» TASK INSTRUCTIONS: Pick out every line holding the string "资本公积" and copy it.

» Stored records:
** start **
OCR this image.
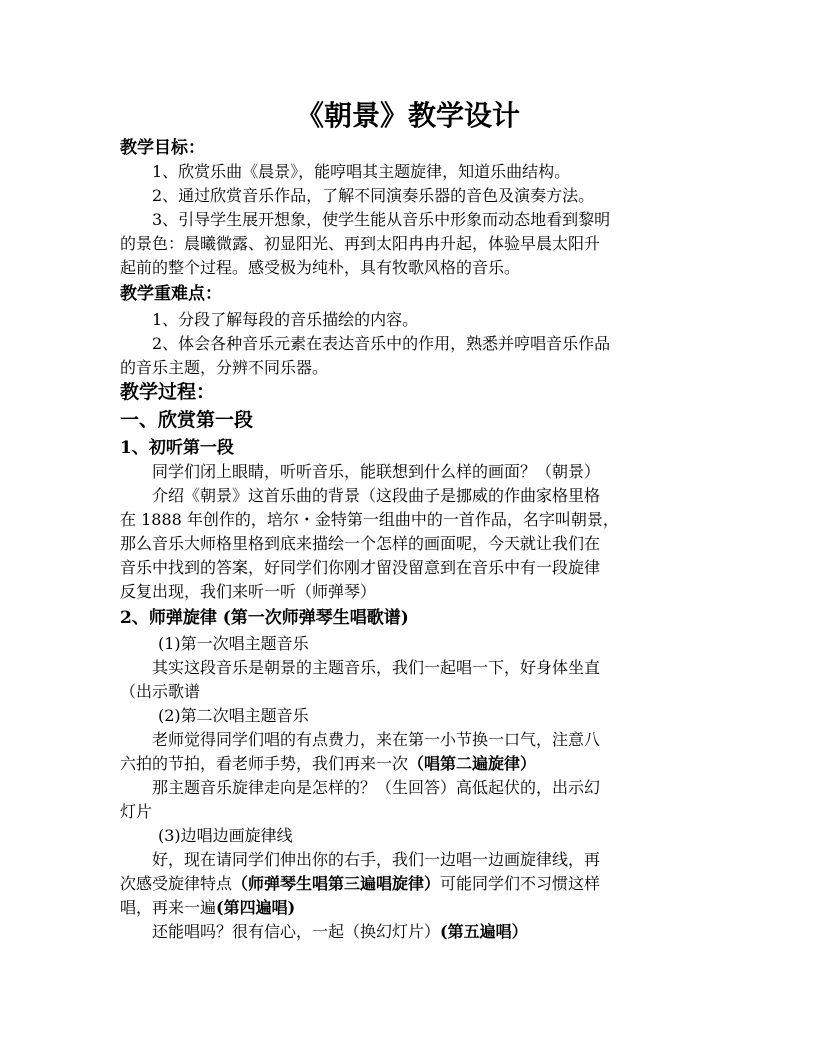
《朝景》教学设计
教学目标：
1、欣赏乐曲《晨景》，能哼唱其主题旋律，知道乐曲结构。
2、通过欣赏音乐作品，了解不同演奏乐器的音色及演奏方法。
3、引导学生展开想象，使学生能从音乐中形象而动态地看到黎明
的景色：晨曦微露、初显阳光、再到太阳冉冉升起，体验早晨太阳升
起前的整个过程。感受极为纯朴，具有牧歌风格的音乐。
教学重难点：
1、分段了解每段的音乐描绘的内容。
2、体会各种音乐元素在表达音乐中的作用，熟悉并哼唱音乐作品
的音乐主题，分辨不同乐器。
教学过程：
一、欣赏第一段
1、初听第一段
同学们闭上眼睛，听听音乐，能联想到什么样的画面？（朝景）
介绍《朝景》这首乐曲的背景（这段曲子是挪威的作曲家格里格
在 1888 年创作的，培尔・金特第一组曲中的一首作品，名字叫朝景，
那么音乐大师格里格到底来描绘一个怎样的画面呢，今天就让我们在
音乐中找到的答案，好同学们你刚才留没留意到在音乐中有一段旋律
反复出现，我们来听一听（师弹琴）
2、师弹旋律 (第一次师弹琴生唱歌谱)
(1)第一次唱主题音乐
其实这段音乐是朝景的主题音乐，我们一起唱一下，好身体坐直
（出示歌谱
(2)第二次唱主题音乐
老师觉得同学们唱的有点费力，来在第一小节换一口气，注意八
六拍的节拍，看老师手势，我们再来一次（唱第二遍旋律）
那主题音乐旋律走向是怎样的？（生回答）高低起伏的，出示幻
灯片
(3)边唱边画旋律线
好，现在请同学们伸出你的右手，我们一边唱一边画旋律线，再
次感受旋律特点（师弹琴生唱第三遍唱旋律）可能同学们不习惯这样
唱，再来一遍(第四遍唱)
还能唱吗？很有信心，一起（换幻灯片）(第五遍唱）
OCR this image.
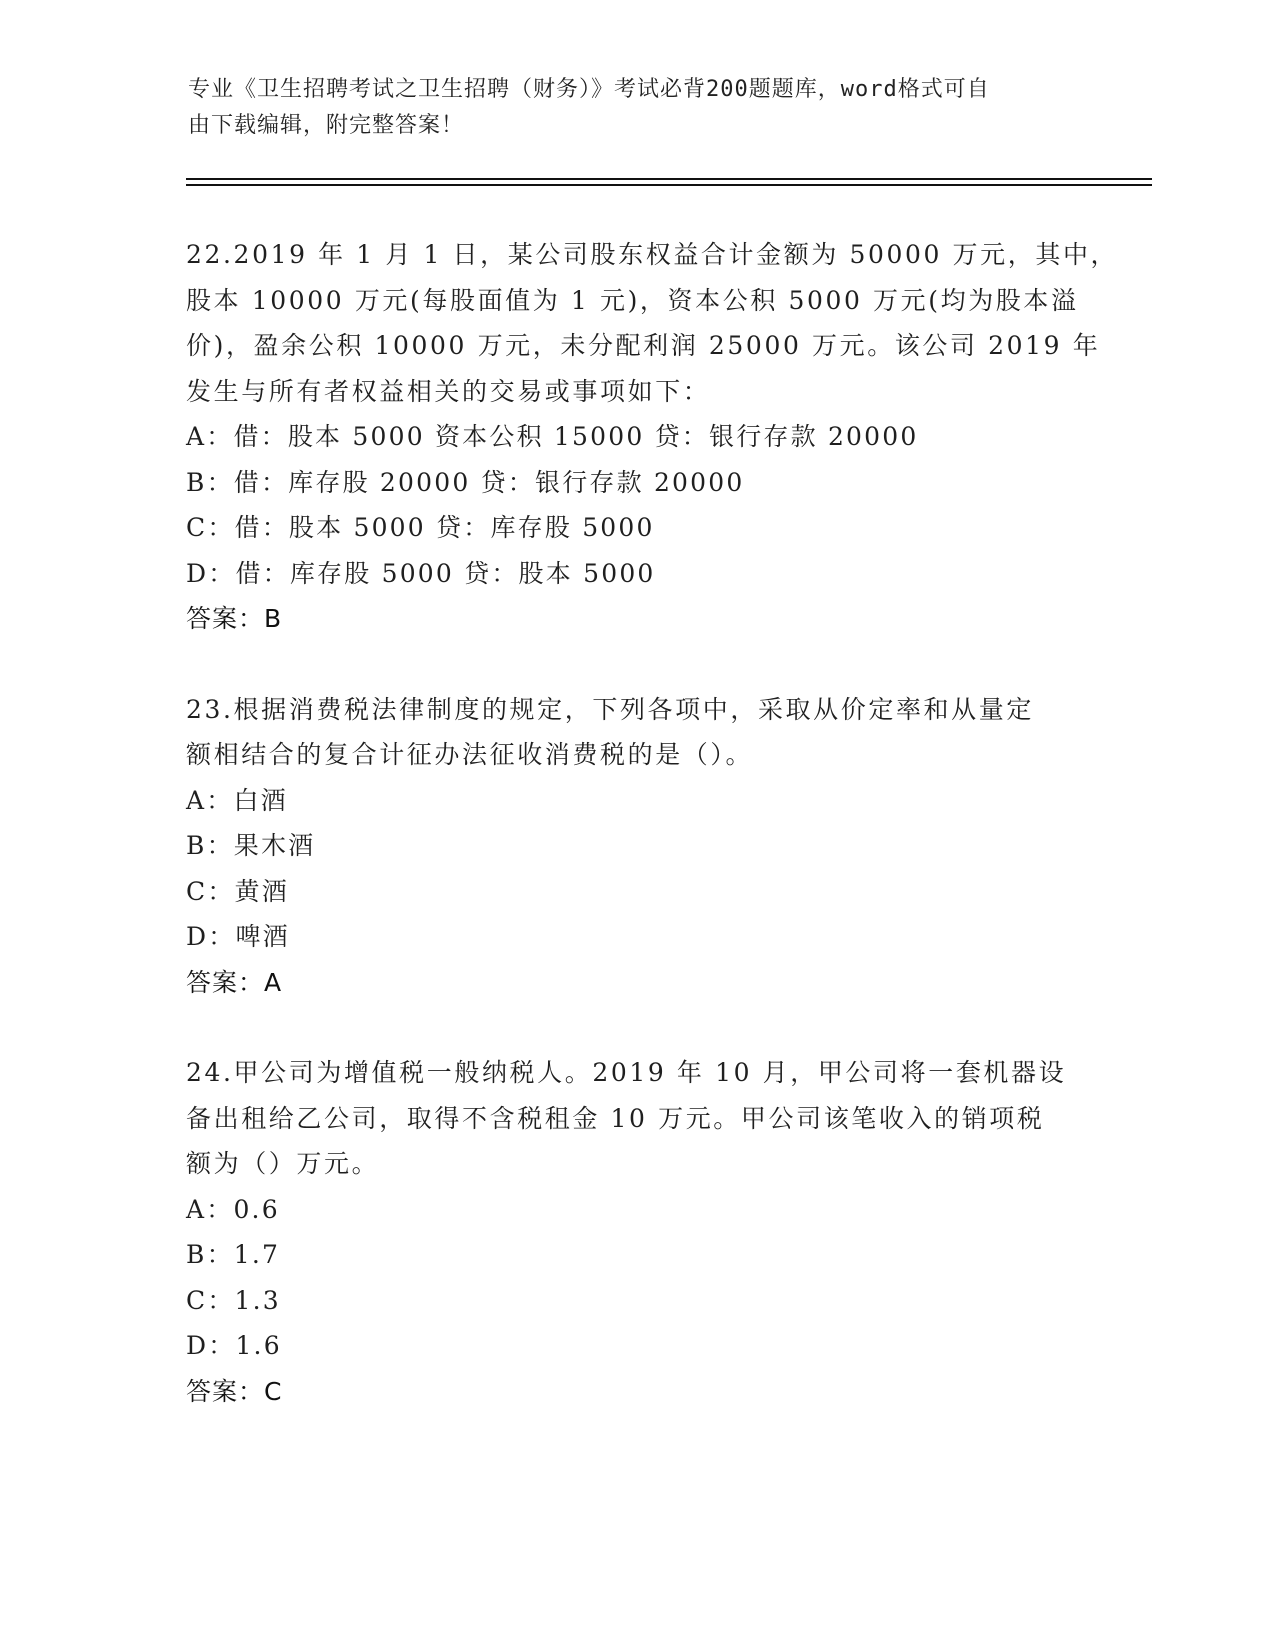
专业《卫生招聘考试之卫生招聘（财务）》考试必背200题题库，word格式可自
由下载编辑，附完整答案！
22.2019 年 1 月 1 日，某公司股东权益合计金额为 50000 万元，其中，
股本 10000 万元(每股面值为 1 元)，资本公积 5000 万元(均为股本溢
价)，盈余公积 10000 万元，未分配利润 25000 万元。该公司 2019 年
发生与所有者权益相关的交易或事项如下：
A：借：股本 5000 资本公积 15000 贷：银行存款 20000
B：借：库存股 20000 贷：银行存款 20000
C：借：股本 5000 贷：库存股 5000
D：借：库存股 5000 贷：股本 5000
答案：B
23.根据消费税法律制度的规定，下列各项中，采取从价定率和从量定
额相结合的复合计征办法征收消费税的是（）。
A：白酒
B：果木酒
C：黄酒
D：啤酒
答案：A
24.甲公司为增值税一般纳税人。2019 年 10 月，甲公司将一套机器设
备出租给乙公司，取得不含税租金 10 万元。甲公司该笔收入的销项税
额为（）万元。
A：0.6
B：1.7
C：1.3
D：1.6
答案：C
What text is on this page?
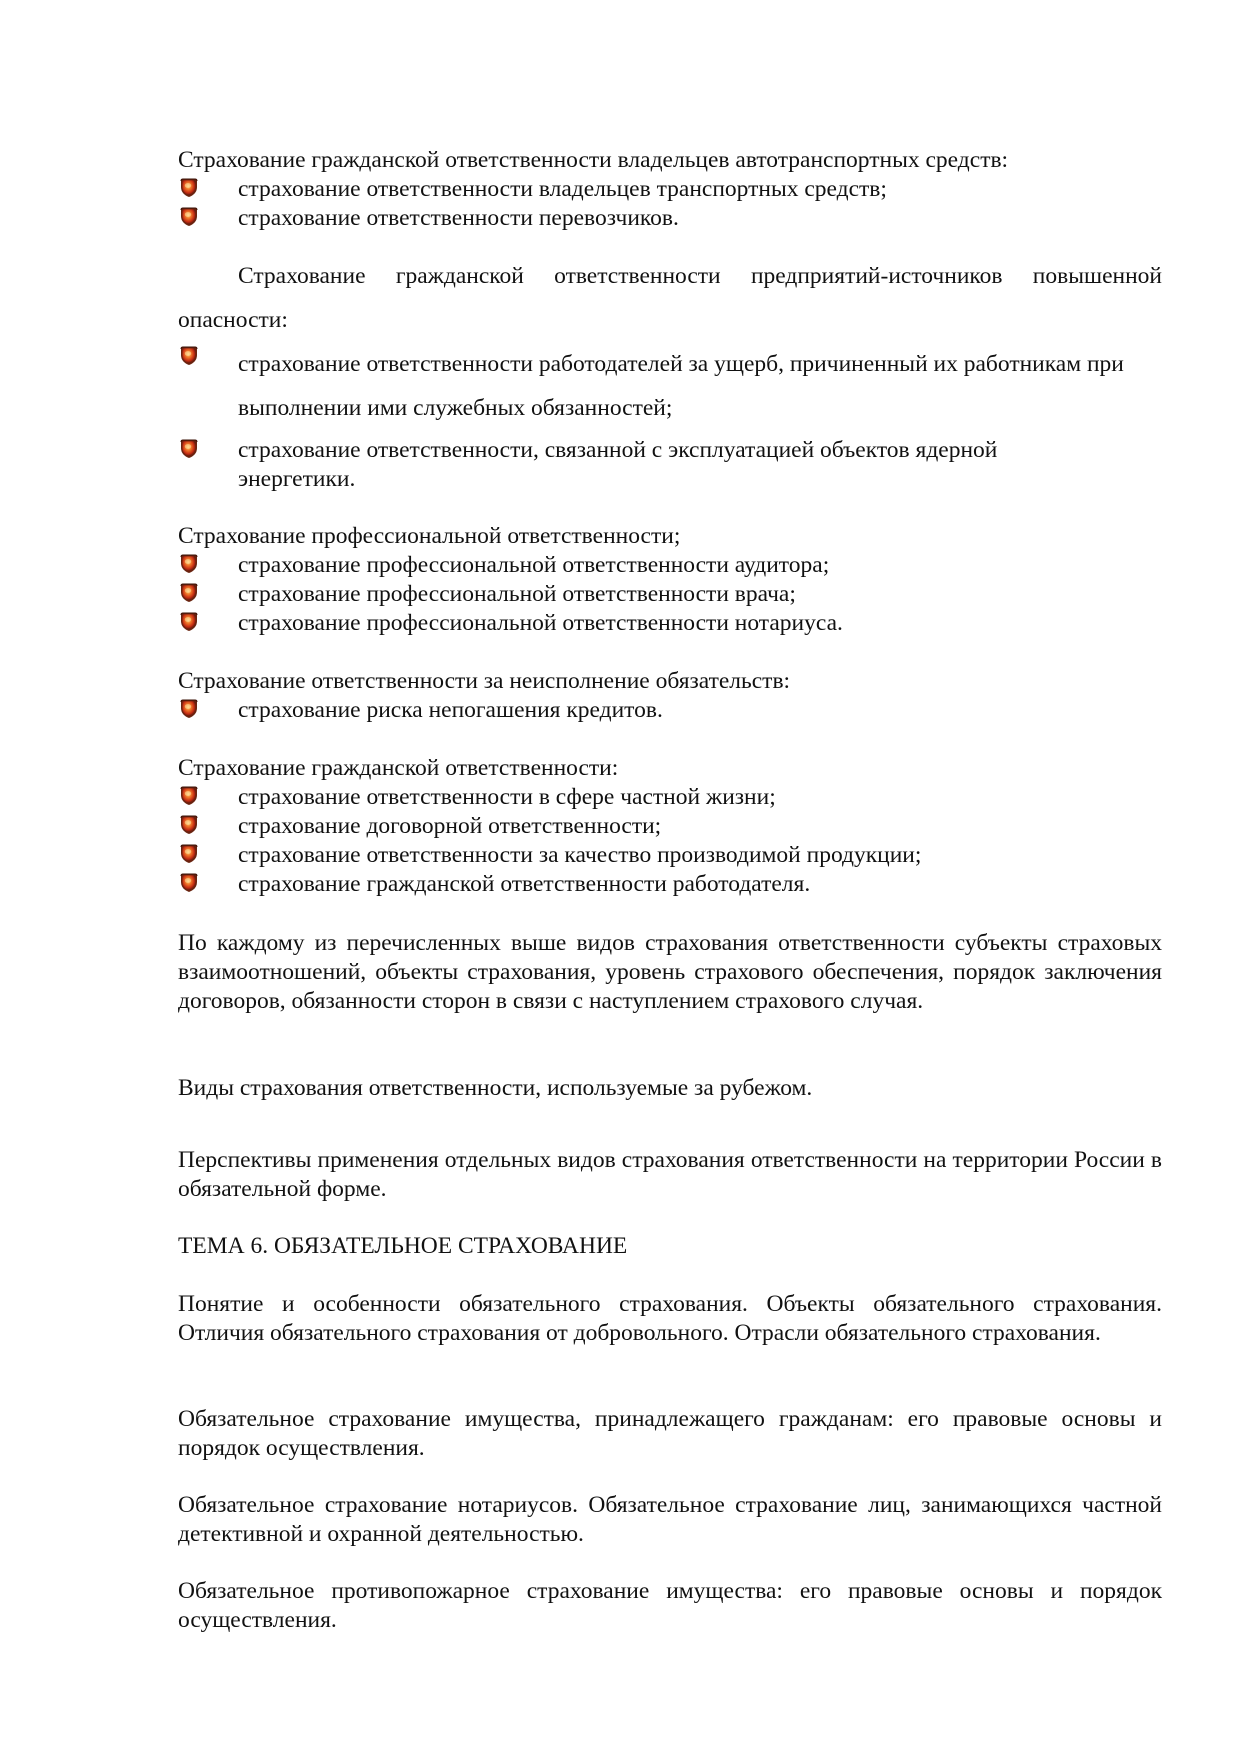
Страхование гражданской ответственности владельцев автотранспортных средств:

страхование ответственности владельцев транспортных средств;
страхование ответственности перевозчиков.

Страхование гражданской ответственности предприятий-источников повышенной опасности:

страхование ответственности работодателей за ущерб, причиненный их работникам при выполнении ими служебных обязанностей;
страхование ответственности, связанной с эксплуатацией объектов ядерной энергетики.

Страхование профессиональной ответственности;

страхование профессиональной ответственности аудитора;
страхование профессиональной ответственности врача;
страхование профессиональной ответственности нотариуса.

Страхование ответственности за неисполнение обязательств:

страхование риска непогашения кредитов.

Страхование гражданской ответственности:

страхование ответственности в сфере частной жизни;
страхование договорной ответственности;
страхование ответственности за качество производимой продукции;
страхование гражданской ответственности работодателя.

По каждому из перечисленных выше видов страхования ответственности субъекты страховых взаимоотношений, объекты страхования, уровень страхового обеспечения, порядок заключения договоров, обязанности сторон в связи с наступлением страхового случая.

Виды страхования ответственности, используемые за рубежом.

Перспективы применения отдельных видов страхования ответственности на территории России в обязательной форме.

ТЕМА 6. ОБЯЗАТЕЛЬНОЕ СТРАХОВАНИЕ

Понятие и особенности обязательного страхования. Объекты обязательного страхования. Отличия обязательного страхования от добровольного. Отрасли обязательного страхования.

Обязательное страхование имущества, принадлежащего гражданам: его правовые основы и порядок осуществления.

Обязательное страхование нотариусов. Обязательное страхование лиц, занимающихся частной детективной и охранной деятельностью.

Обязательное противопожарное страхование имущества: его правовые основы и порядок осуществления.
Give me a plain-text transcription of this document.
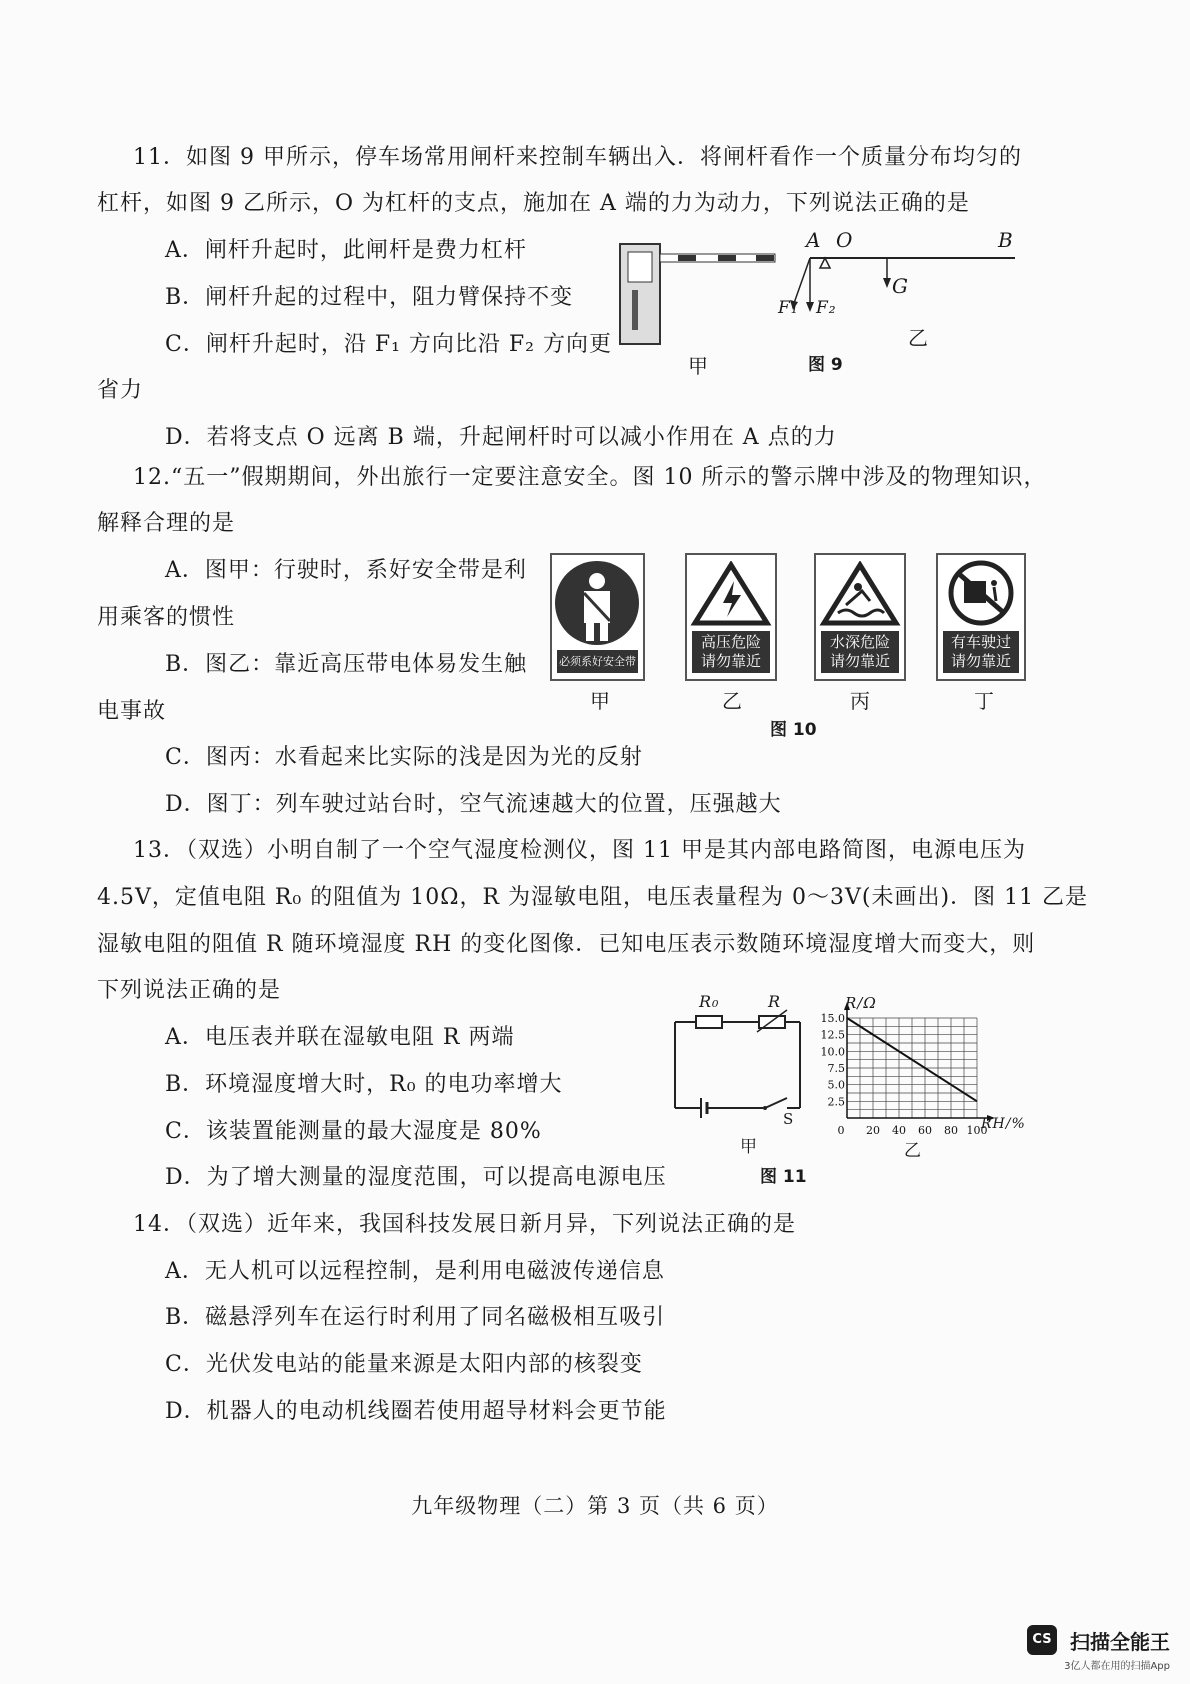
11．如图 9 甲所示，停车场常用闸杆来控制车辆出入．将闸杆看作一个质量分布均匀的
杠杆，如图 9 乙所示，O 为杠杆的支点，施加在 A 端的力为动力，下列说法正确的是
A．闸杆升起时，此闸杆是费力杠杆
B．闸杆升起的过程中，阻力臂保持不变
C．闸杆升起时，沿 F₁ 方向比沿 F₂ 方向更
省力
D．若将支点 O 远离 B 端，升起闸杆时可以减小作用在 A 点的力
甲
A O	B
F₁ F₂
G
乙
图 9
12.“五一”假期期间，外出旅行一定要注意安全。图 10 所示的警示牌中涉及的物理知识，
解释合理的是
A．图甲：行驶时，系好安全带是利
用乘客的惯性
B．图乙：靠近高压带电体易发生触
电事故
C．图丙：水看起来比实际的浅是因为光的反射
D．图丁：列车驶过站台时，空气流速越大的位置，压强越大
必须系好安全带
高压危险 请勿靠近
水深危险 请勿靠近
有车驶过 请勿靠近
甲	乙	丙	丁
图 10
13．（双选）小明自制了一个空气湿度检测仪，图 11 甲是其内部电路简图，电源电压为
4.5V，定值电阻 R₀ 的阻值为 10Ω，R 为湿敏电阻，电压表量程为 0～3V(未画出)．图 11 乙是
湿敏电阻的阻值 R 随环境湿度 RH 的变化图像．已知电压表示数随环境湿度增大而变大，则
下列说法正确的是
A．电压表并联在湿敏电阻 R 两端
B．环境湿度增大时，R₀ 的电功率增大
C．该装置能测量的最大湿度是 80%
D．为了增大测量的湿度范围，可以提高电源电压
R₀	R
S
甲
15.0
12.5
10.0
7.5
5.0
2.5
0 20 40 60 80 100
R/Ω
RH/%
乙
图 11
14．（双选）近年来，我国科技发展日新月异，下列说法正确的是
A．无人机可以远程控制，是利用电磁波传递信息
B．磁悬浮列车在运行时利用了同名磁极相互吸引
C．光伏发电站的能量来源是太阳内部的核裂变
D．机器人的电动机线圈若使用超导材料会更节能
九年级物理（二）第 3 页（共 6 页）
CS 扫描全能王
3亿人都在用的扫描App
** end **
» PROBLEM SOLUTION:
股本 10000 万元(每股面值为 1 元)，资本公积 5000 万元(均为股本溢
A：借：股本 5000 资本公积 15000 贷：银行存款 20000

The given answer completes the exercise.